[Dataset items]
►

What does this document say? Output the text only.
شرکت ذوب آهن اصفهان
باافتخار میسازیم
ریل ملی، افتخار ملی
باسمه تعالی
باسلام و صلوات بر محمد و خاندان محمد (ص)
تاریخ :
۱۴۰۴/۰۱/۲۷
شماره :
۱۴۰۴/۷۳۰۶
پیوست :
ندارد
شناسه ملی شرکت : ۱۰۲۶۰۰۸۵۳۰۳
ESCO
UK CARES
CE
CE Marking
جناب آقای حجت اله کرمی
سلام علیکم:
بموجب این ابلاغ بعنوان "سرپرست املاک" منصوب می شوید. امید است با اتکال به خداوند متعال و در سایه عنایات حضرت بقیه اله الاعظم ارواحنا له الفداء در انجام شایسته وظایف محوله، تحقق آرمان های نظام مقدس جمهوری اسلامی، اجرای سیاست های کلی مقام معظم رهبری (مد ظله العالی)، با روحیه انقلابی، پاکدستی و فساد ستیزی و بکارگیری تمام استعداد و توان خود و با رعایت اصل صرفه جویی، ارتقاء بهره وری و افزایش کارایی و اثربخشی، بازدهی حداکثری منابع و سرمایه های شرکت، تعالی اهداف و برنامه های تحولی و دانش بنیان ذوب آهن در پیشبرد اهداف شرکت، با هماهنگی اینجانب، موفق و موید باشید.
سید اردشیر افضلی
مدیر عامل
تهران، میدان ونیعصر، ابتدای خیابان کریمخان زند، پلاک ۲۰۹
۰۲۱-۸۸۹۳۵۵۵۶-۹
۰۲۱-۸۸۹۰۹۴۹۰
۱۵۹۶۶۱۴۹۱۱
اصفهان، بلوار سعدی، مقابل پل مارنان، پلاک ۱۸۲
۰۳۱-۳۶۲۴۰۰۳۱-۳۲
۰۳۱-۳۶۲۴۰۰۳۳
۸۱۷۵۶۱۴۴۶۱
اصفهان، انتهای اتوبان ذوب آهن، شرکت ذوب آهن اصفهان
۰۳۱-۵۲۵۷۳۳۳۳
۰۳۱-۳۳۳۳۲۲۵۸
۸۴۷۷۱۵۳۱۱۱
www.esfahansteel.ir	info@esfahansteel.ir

◄

Please output the entire listing exactly as it stands.

What does this document say? Output the text only.
شرکت ذوب آهن اصفهان
باافتخار میسازیم
ریل ملی، افتخار ملی
باسمه تعالی
باسلام و صلوات بر محمد و خاندان محمد (ص)
تاریخ :
۱۴۰۴/۰۱/۲۷
شماره :
۱۴۰۴/۷۳۰۶
پیوست :
ندارد
شناسه ملی شرکت : ۱۰۲۶۰۰۸۵۳۰۳
ESCO
UK CARES
CE
CE Marking
جناب آقای حجت اله کرمی
سلام علیکم:
بموجب این ابلاغ بعنوان "سرپرست املاک" منصوب می شوید. امید است با اتکال به خداوند متعال و در سایه عنایات حضرت بقیه اله الاعظم ارواحنا له الفداء در انجام شایسته وظایف محوله، تحقق آرمان های نظام مقدس جمهوری اسلامی، اجرای سیاست های کلی مقام معظم رهبری (مد ظله العالی)، با روحیه انقلابی، پاکدستی و فساد ستیزی و بکارگیری تمام استعداد و توان خود و با رعایت اصل صرفه جویی، ارتقاء بهره وری و افزایش کارایی و اثربخشی، بازدهی حداکثری منابع و سرمایه های شرکت، تعالی اهداف و برنامه های تحولی و دانش بنیان ذوب آهن در پیشبرد اهداف شرکت، با هماهنگی اینجانب، موفق و موید باشید.
سید اردشیر افضلی
مدیر عامل
تهران، میدان ونیعصر، ابتدای خیابان کریمخان زند، پلاک ۲۰۹
۰۲۱-۸۸۹۳۵۵۵۶-۹
۰۲۱-۸۸۹۰۹۴۹۰
۱۵۹۶۶۱۴۹۱۱
اصفهان، بلوار سعدی، مقابل پل مارنان، پلاک ۱۸۲
۰۳۱-۳۶۲۴۰۰۳۱-۳۲
۰۳۱-۳۶۲۴۰۰۳۳
۸۱۷۵۶۱۴۴۶۱
اصفهان، انتهای اتوبان ذوب آهن، شرکت ذوب آهن اصفهان
۰۳۱-۵۲۵۷۳۳۳۳
۰۳۱-۳۳۳۳۲۲۵۸
۸۴۷۷۱۵۳۱۱۱
www.esfahansteel.ir	info@esfahansteel.ir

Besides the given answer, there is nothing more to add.